▶ Challenge
Copy all entries without alteration and skip the pictures they hold.

▶ Figure contents as structured data
::::

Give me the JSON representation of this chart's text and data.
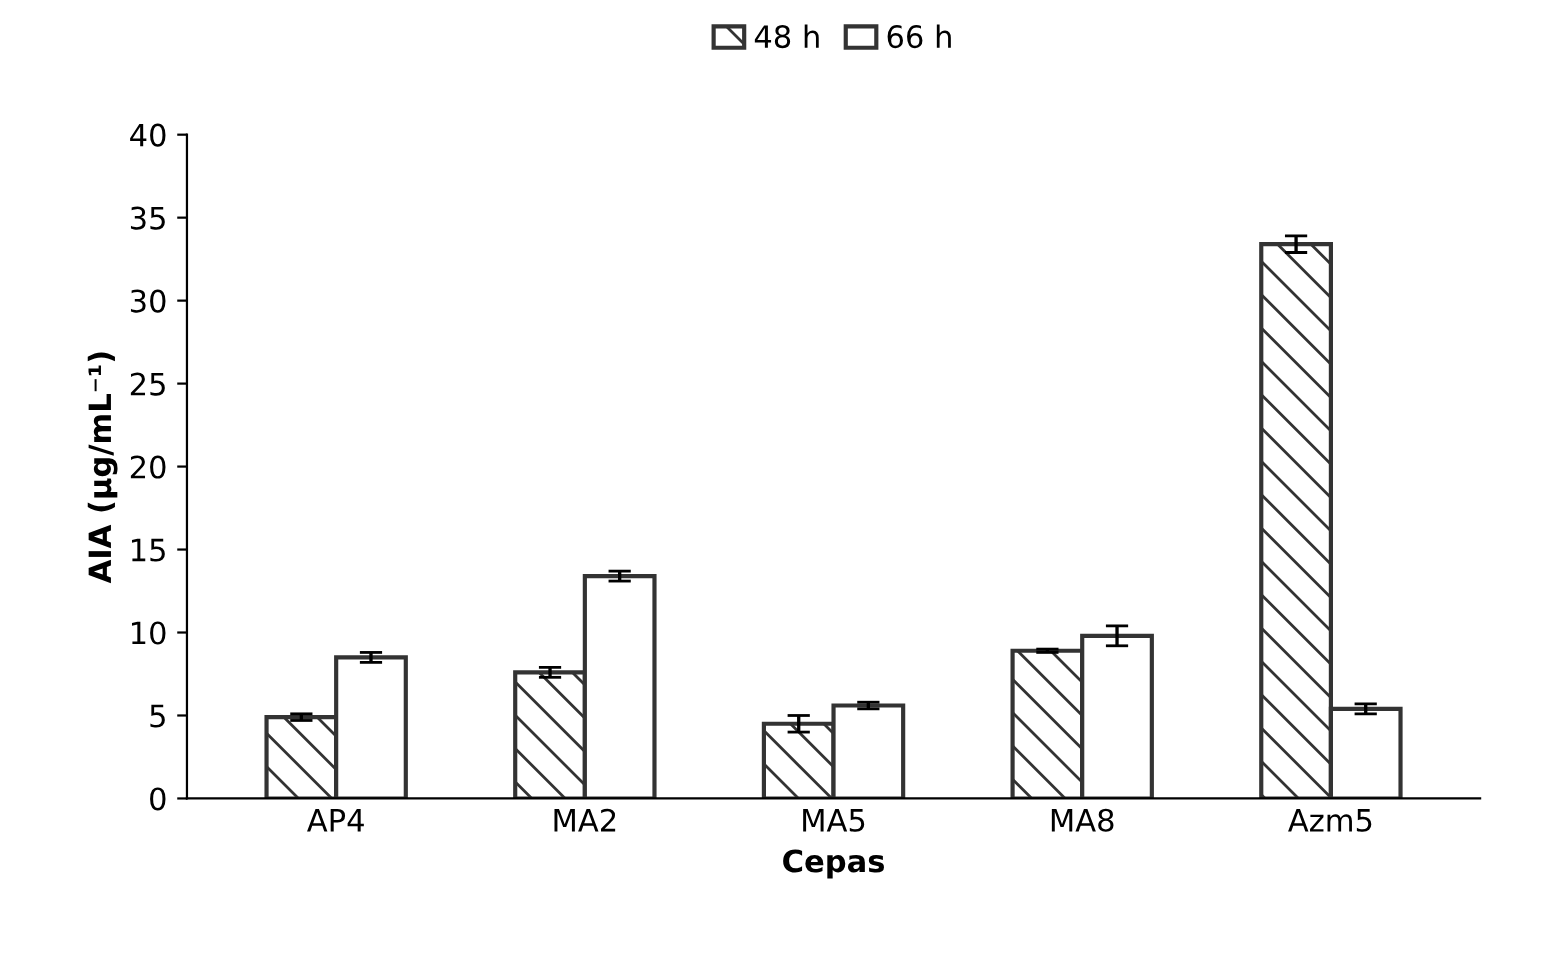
{
  "chart_data": {
    "type": "bar",
    "xlabel": "Cepas",
    "ylabel": "AIA (μg/mL⁻¹)",
    "categories": [
      "AP4",
      "MA2",
      "MA5",
      "MA8",
      "Azm5"
    ],
    "series": [
      {
        "name": "48 h",
        "color": "#333333",
        "values": [
          4.9,
          7.6,
          4.5,
          8.9,
          33.4
        ],
        "errors": [
          0.2,
          0.3,
          0.5,
          0.1,
          0.5
        ]
      },
      {
        "name": "66 h",
        "color": "#ffffff",
        "values": [
          8.5,
          13.4,
          5.6,
          9.8,
          5.4
        ],
        "errors": [
          0.3,
          0.3,
          0.2,
          0.6,
          0.3
        ]
      }
    ],
    "ylim": [
      0,
      40
    ],
    "yticks": [
      0,
      5,
      10,
      15,
      20,
      25,
      30,
      35,
      40
    ],
    "grid": false,
    "legend": "top"
  }
}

::::

▶ Output of the task
Give me the JSON representation of this chart's text and data.
{
  "chart_data": {
    "type": "bar",
    "xlabel": "Cepas",
    "ylabel": "AIA (μg/mL⁻¹)",
    "categories": [
      "AP4",
      "MA2",
      "MA5",
      "MA8",
      "Azm5"
    ],
    "series": [
      {
        "name": "48 h",
        "color": "#333333",
        "values": [
          4.9,
          7.6,
          4.5,
          8.9,
          33.4
        ],
        "errors": [
          0.2,
          0.3,
          0.5,
          0.1,
          0.5
        ]
      },
      {
        "name": "66 h",
        "color": "#ffffff",
        "values": [
          8.5,
          13.4,
          5.6,
          9.8,
          5.4
        ],
        "errors": [
          0.3,
          0.3,
          0.2,
          0.6,
          0.3
        ]
      }
    ],
    "ylim": [
      0,
      40
    ],
    "yticks": [
      0,
      5,
      10,
      15,
      20,
      25,
      30,
      35,
      40
    ],
    "grid": false,
    "legend": "top"
  }
}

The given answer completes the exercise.